Task objective
Your task is to restate the data word for word.

Dataset entries
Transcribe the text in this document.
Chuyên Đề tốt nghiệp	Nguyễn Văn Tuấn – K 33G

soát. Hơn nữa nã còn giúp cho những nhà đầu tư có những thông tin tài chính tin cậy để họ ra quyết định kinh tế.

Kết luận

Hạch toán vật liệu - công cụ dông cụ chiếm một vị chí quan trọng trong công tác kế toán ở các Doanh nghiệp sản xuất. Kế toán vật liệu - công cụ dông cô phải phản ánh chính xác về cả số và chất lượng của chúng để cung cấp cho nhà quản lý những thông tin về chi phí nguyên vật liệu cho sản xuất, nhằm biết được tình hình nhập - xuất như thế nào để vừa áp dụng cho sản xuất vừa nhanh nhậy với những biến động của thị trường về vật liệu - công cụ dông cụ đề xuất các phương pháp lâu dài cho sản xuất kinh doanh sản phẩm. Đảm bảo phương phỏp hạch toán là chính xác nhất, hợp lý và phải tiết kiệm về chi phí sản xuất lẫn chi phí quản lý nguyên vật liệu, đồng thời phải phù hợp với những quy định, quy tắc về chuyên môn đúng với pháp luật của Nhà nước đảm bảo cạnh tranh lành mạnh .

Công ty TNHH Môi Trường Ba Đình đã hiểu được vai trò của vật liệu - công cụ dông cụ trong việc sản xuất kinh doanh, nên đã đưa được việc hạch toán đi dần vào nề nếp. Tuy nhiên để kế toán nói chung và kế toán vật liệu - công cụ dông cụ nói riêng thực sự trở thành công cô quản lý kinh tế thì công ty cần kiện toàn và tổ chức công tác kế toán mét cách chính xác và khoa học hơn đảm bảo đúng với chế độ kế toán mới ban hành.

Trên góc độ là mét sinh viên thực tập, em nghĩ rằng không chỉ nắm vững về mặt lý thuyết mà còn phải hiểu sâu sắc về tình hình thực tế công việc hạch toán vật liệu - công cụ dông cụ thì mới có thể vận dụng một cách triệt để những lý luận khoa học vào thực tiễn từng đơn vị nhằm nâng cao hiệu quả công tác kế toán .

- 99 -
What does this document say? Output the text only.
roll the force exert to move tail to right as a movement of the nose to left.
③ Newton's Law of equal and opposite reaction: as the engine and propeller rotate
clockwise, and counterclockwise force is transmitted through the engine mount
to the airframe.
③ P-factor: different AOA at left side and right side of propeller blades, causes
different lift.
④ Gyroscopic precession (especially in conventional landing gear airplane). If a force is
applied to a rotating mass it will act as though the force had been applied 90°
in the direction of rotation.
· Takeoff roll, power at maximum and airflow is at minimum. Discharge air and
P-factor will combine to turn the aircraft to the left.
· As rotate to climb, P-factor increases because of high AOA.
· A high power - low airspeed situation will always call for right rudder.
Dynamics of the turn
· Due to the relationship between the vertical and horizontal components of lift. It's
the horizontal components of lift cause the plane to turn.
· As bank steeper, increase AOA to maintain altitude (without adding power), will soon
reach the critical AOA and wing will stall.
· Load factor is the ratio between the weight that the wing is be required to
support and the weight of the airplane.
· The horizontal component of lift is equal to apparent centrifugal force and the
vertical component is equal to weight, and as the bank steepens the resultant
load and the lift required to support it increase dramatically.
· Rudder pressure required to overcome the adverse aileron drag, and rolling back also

Result for this task
Transcribe the text in this document.
Chuyên Đề tốt nghiệp	Nguyễn Văn Tuấn – K 33G

soát. Hơn nữa nã còn giúp cho những nhà đầu tư có những thông tin tài chính tin cậy để họ ra quyết định kinh tế.

Kết luận

Hạch toán vật liệu - công cụ dông cụ chiếm một vị chí quan trọng trong công tác kế toán ở các Doanh nghiệp sản xuất. Kế toán vật liệu - công cụ dông cô phải phản ánh chính xác về cả số và chất lượng của chúng để cung cấp cho nhà quản lý những thông tin về chi phí nguyên vật liệu cho sản xuất, nhằm biết được tình hình nhập - xuất như thế nào để vừa áp dụng cho sản xuất vừa nhanh nhậy với những biến động của thị trường về vật liệu - công cụ dông cụ đề xuất các phương pháp lâu dài cho sản xuất kinh doanh sản phẩm. Đảm bảo phương phỏp hạch toán là chính xác nhất, hợp lý và phải tiết kiệm về chi phí sản xuất lẫn chi phí quản lý nguyên vật liệu, đồng thời phải phù hợp với những quy định, quy tắc về chuyên môn đúng với pháp luật của Nhà nước đảm bảo cạnh tranh lành mạnh .

Công ty TNHH Môi Trường Ba Đình đã hiểu được vai trò của vật liệu - công cụ dông cụ trong việc sản xuất kinh doanh, nên đã đưa được việc hạch toán đi dần vào nề nếp. Tuy nhiên để kế toán nói chung và kế toán vật liệu - công cụ dông cụ nói riêng thực sự trở thành công cô quản lý kinh tế thì công ty cần kiện toàn và tổ chức công tác kế toán mét cách chính xác và khoa học hơn đảm bảo đúng với chế độ kế toán mới ban hành.

Trên góc độ là mét sinh viên thực tập, em nghĩ rằng không chỉ nắm vững về mặt lý thuyết mà còn phải hiểu sâu sắc về tình hình thực tế công việc hạch toán vật liệu - công cụ dông cụ thì mới có thể vận dụng một cách triệt để những lý luận khoa học vào thực tiễn từng đơn vị nhằm nâng cao hiệu quả công tác kế toán .

- 99 -
What does this document say? Output the text only.
roll the force exert to move tail to right as a movement of the nose to left.
③ Newton's Law of equal and opposite reaction: as the engine and propeller rotate
clockwise, and counterclockwise force is transmitted through the engine mount
to the airframe.
③ P-factor: different AOA at left side and right side of propeller blades, causes
different lift.
④ Gyroscopic precession (especially in conventional landing gear airplane). If a force is
applied to a rotating mass it will act as though the force had been applied 90°
in the direction of rotation.
· Takeoff roll, power at maximum and airflow is at minimum. Discharge air and
P-factor will combine to turn the aircraft to the left.
· As rotate to climb, P-factor increases because of high AOA.
· A high power - low airspeed situation will always call for right rudder.
Dynamics of the turn
· Due to the relationship between the vertical and horizontal components of lift. It's
the horizontal components of lift cause the plane to turn.
· As bank steeper, increase AOA to maintain altitude (without adding power), will soon
reach the critical AOA and wing will stall.
· Load factor is the ratio between the weight that the wing is be required to
support and the weight of the airplane.
· The horizontal component of lift is equal to apparent centrifugal force and the
vertical component is equal to weight, and as the bank steepens the resultant
load and the lift required to support it increase dramatically.
· Rudder pressure required to overcome the adverse aileron drag, and rolling back also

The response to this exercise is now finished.